### Records for the task
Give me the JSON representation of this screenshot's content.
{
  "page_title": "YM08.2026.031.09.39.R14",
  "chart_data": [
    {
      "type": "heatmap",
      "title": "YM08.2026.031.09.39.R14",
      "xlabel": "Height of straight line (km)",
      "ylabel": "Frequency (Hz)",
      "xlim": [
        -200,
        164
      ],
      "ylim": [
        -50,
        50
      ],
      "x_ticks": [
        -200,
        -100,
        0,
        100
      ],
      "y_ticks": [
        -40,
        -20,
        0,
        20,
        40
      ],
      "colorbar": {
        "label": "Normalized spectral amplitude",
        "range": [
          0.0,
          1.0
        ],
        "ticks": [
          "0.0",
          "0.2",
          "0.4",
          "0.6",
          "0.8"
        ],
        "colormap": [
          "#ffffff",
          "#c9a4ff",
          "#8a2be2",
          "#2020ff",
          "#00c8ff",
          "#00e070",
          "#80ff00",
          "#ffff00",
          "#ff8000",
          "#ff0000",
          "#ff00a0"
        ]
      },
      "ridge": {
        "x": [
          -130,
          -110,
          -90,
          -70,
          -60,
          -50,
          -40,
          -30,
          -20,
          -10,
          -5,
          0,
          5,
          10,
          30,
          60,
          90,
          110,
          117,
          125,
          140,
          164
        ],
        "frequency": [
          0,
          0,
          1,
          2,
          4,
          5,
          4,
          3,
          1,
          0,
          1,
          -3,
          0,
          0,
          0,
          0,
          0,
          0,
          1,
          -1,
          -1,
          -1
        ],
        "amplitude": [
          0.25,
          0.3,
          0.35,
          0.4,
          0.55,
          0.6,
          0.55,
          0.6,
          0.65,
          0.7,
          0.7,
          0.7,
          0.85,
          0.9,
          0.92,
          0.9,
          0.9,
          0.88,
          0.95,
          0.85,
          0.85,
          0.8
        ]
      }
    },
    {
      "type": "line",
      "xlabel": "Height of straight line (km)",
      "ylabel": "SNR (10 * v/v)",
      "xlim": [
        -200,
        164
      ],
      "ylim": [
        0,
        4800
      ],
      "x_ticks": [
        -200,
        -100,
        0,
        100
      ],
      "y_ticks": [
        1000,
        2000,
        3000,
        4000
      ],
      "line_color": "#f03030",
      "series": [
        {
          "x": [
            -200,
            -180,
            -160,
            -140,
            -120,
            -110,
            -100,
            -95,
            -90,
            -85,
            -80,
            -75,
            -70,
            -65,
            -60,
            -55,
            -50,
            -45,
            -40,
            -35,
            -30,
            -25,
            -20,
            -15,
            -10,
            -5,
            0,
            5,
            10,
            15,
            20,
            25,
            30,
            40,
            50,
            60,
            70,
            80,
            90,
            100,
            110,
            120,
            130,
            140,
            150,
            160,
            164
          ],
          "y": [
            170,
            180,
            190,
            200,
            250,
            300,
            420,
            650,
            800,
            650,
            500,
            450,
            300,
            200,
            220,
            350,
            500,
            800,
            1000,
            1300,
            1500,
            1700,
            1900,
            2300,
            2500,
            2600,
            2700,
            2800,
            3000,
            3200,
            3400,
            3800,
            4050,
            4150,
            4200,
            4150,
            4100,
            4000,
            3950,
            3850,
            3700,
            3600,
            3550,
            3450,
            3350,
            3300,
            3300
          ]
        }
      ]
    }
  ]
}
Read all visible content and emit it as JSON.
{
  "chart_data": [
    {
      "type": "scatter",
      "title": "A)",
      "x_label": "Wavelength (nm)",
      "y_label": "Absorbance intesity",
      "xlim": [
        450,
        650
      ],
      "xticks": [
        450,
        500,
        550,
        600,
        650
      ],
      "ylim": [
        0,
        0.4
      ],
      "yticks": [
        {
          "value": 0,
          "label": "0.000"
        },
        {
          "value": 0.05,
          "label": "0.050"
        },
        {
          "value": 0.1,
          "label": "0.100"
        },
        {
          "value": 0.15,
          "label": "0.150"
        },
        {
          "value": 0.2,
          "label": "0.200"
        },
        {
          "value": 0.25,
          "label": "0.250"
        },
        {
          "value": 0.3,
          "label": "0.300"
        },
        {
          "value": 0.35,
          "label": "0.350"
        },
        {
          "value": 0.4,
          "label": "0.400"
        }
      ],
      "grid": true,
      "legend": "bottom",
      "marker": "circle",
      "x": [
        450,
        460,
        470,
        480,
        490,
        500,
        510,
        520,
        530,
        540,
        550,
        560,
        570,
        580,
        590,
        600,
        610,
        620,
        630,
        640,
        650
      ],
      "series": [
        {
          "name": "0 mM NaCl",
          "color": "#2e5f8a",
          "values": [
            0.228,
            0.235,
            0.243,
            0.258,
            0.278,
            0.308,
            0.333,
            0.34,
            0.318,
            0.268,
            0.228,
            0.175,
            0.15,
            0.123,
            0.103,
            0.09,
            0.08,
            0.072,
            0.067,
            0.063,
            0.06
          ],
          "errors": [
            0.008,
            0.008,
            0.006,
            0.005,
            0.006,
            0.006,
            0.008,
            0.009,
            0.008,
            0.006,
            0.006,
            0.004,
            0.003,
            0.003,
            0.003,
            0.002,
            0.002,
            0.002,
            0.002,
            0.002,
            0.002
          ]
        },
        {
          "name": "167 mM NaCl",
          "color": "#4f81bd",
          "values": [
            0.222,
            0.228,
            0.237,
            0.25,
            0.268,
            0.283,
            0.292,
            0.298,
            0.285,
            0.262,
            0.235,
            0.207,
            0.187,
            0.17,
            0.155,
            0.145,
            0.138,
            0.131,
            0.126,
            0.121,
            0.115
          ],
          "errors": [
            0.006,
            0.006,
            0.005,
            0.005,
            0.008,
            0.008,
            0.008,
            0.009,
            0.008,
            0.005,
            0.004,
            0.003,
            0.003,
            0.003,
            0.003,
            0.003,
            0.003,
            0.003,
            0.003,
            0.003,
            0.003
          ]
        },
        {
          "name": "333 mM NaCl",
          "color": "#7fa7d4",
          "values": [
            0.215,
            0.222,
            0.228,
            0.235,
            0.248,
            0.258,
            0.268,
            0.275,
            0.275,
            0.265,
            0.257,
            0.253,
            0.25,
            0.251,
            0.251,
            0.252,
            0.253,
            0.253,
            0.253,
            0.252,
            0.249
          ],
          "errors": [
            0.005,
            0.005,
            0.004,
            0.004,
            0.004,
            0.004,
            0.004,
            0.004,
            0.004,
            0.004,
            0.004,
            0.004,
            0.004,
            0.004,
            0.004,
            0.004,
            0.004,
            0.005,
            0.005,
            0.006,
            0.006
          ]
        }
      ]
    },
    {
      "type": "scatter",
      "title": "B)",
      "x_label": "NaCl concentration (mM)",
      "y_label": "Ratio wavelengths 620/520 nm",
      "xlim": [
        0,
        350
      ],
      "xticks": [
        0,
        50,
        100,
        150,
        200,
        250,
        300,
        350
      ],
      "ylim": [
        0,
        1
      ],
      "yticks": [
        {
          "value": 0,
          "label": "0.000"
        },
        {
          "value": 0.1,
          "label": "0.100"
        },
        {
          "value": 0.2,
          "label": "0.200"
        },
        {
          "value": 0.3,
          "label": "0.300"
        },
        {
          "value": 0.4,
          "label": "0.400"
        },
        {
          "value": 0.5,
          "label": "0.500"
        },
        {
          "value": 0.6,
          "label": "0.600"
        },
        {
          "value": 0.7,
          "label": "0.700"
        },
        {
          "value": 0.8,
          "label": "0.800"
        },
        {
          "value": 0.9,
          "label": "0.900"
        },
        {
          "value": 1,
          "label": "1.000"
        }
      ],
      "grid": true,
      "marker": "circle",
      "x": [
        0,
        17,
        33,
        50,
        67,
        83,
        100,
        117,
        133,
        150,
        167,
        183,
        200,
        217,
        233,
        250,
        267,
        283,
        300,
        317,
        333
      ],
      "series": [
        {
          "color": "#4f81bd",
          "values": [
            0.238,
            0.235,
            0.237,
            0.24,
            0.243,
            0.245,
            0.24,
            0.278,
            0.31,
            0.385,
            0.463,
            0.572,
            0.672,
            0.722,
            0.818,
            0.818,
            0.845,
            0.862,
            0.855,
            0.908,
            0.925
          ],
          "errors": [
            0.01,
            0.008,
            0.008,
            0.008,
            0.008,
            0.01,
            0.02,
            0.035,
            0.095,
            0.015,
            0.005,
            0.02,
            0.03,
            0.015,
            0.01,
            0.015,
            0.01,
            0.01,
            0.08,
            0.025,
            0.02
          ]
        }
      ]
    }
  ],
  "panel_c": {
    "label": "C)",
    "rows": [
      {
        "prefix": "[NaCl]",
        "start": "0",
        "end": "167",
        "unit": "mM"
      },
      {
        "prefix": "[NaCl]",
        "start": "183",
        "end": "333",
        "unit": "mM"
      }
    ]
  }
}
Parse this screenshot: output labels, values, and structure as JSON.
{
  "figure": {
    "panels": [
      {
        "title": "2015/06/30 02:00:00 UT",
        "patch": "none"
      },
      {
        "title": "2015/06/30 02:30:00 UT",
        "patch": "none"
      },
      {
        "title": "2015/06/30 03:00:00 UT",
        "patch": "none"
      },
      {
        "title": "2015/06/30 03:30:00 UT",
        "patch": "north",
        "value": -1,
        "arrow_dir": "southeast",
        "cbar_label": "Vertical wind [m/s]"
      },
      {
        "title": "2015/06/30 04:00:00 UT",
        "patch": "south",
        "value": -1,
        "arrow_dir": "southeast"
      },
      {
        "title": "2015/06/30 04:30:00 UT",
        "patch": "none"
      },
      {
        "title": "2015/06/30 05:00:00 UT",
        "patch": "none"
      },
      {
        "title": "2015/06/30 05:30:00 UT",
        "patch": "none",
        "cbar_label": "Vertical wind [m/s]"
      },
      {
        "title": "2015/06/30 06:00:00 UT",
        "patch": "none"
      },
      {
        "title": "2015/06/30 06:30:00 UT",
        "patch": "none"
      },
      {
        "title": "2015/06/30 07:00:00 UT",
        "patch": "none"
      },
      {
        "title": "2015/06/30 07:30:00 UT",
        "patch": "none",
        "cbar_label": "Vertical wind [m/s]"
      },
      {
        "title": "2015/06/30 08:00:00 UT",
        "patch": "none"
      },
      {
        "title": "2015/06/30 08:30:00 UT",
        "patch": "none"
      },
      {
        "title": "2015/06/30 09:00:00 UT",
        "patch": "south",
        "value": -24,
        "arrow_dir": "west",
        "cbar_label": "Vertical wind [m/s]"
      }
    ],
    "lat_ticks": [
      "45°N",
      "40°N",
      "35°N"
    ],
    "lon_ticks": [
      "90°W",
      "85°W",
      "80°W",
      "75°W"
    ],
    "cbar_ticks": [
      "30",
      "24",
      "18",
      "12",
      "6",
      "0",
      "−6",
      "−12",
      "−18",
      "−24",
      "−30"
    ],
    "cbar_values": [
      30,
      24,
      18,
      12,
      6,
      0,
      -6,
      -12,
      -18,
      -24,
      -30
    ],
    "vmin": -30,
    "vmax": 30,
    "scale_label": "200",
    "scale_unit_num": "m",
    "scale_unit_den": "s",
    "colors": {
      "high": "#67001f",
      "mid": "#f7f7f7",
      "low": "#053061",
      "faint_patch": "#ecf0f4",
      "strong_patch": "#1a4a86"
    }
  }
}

### What the task requires
Report how many lines of the listing hold the word "content", with nothing but the number.

### Answer in full
2